2 The ‘Paradox of Redistribution’ and Its Standard Explanations
The most widely discussed theory about why some governments redistribute more than others is the median voter theorem. This theorem argues that: (i) in unequal countries the representative citizen will demand redistribution because her income is below the mean, and (ii) the higher the level of market income inequality, the higher the gains of redistribution for the median voter, and thus the higher her demand for redistributive policies. Considering that politicians are self-interested and want to reach and stay in power, countries with high levels of market income are expected have high levels of redistribution (Meltzer and Richard 1981; Milanovic 2000; Luebker 2014).

_Parts of the exercise_
A - Reproduce the passage on the paradox of redistribution word for word.
B - Format the rows from the first row through the row containing "contour-line bbox=[195, 508, 219, 688]" as a JSON list of strings, with one string per line and blank lines omitted.
The text above and the rows that follow are separate material.

_Dataset content_
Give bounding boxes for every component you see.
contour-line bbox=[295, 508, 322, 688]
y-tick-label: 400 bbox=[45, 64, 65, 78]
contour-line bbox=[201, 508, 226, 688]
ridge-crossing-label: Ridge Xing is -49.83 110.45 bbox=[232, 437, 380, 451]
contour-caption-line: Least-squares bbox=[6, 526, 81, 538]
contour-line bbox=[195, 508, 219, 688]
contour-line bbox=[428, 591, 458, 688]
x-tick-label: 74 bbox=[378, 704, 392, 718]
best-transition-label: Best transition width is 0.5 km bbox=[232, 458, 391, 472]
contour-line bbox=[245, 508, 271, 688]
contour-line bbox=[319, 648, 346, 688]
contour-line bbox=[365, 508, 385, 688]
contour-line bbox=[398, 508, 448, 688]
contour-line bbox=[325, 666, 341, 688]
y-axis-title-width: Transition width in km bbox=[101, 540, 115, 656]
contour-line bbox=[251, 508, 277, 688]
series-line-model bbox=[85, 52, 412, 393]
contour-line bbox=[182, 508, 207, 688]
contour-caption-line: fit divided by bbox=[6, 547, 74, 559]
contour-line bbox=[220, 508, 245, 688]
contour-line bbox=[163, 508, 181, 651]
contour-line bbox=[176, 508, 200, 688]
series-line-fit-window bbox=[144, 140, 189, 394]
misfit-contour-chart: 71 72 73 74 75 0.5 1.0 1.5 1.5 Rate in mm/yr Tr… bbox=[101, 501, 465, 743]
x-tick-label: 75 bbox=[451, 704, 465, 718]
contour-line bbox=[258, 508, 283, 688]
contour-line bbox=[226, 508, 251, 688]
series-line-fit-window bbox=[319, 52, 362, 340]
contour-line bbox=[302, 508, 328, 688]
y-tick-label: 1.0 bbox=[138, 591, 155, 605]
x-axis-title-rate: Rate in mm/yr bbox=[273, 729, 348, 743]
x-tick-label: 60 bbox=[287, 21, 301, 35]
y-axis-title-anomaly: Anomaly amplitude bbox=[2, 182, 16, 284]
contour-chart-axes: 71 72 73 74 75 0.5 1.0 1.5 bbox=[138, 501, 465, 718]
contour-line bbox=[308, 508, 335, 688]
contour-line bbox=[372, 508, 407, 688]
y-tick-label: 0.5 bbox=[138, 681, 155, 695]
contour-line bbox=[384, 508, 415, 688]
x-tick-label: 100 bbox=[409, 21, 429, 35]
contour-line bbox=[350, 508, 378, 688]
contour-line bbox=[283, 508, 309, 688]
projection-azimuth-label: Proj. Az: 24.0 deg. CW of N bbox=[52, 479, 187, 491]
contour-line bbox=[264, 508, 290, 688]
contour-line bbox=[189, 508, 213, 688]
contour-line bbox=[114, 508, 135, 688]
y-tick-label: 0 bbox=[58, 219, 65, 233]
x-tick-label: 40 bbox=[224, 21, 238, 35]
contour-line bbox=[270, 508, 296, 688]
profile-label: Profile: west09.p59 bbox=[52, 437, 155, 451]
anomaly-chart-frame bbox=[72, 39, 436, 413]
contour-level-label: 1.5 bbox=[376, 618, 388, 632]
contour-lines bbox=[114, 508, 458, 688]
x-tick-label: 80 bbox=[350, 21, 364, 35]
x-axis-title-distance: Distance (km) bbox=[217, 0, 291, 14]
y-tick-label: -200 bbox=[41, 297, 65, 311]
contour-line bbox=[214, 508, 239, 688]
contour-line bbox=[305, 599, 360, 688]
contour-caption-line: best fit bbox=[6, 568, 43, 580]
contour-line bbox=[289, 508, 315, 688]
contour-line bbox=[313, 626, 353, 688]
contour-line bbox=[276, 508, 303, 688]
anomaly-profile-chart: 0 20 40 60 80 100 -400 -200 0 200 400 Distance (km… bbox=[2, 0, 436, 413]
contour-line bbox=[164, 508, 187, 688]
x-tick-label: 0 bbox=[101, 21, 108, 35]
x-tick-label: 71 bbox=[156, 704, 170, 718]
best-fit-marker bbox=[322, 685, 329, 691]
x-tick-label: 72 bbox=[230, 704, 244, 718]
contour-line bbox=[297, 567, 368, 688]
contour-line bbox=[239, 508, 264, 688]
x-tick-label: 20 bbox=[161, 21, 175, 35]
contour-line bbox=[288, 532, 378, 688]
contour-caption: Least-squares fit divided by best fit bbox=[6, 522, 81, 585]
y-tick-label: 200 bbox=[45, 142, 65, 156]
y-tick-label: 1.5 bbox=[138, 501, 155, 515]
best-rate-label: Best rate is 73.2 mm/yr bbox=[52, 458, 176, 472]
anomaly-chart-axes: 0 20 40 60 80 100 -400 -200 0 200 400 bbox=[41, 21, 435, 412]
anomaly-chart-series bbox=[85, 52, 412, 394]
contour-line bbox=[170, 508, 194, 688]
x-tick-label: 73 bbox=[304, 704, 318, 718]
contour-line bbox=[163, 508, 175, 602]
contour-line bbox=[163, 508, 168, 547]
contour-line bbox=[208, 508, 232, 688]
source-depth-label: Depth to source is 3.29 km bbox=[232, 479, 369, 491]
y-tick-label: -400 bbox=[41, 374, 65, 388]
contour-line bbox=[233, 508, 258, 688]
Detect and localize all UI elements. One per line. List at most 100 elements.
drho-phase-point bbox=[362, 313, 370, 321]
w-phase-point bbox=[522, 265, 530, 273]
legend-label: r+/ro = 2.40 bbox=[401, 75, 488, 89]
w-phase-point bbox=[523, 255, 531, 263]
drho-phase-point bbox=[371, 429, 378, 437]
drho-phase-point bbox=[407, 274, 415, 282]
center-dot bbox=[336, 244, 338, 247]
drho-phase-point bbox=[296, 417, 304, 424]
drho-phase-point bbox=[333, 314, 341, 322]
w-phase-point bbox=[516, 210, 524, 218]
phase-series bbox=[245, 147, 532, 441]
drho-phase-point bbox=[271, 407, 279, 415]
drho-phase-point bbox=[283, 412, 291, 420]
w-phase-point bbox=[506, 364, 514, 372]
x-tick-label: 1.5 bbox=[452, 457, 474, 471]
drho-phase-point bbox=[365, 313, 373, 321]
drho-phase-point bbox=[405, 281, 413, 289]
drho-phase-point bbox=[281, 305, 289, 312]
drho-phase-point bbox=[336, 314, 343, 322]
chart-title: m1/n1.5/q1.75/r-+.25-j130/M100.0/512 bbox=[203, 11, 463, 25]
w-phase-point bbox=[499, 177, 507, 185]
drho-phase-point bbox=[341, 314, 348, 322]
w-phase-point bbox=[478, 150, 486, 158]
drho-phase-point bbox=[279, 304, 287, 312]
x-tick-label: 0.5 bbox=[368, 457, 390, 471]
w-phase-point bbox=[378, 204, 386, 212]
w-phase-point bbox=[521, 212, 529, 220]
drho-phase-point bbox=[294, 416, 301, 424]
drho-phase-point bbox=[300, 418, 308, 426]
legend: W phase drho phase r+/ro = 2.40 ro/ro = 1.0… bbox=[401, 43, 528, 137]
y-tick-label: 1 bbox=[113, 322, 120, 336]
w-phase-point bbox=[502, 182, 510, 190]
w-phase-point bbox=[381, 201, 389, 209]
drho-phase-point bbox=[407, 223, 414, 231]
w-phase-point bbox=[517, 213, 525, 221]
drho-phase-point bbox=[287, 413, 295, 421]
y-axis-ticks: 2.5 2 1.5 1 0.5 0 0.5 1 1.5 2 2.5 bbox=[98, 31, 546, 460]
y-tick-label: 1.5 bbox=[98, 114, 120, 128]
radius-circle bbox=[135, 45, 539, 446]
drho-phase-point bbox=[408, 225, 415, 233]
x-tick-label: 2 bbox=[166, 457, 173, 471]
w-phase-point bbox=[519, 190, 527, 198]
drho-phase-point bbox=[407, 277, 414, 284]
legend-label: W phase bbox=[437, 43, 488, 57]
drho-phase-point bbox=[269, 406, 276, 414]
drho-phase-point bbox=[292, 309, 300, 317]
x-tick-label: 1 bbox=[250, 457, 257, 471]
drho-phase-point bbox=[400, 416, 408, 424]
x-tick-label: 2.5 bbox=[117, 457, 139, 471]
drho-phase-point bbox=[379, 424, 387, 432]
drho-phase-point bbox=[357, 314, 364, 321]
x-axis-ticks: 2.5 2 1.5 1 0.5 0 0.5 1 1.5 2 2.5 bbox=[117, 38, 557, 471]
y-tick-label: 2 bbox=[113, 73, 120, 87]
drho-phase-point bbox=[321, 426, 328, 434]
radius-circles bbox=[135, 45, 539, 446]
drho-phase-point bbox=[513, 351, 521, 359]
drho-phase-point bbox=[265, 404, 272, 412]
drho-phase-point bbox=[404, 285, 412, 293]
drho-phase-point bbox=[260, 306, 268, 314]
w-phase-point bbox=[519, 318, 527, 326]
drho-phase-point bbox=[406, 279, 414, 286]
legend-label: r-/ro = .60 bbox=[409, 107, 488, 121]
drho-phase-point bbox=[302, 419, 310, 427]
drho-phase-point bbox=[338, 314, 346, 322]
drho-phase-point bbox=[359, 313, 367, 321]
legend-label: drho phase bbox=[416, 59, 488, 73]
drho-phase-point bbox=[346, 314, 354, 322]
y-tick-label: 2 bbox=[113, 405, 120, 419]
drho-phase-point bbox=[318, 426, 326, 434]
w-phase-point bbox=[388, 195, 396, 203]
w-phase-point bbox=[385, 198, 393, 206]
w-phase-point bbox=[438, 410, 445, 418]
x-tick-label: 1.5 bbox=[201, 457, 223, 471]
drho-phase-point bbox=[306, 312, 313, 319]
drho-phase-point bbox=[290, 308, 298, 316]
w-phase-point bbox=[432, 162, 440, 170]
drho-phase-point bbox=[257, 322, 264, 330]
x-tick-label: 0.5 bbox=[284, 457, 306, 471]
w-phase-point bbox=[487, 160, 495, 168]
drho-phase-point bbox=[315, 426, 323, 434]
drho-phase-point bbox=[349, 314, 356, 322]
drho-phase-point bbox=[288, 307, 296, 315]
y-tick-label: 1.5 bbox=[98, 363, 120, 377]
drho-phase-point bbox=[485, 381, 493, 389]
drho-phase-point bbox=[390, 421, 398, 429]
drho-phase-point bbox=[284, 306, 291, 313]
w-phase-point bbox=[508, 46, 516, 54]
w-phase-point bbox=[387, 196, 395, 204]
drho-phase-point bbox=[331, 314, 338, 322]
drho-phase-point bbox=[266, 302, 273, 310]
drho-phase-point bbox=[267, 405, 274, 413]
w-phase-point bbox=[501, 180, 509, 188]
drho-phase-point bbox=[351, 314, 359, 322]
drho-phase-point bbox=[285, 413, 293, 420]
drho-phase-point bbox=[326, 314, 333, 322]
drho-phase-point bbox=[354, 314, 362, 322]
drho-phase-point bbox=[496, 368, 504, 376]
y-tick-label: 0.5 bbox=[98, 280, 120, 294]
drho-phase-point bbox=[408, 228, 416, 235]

_Solutions in order_
A -
2 The ‘Paradox of Redistribution’ and Its Standard Explanations
The most widely discussed theory about why some governments redistribute more than others is the median voter theorem. This theorem argues that: (i) in unequal countries the representative citizen will demand redistribution because her income is below the mean, and (ii) the higher the level of market income inequality, the higher the gains of redistribution for the median voter, and thus the higher her demand for redistributive policies. Considering that politicians are self-interested and want to reach and stay in power, countries with high levels of market income are expected have high levels of redistribution (Meltzer and Richard 1981; Milanovic 2000; Luebker 2014).

B -
[
  "Give bounding boxes for every component you see.",
  "contour-line bbox=[295, 508, 322, 688]",
  "y-tick-label: 400 bbox=[45, 64, 65, 78]",
  "contour-line bbox=[201, 508, 226, 688]",
  "ridge-crossing-label: Ridge Xing is -49.83 110.45 bbox=[232, 437, 380, 451]",
  "contour-caption-line: Least-squares bbox=[6, 526, 81, 538]",
  "contour-line bbox=[195, 508, 219, 688]"
]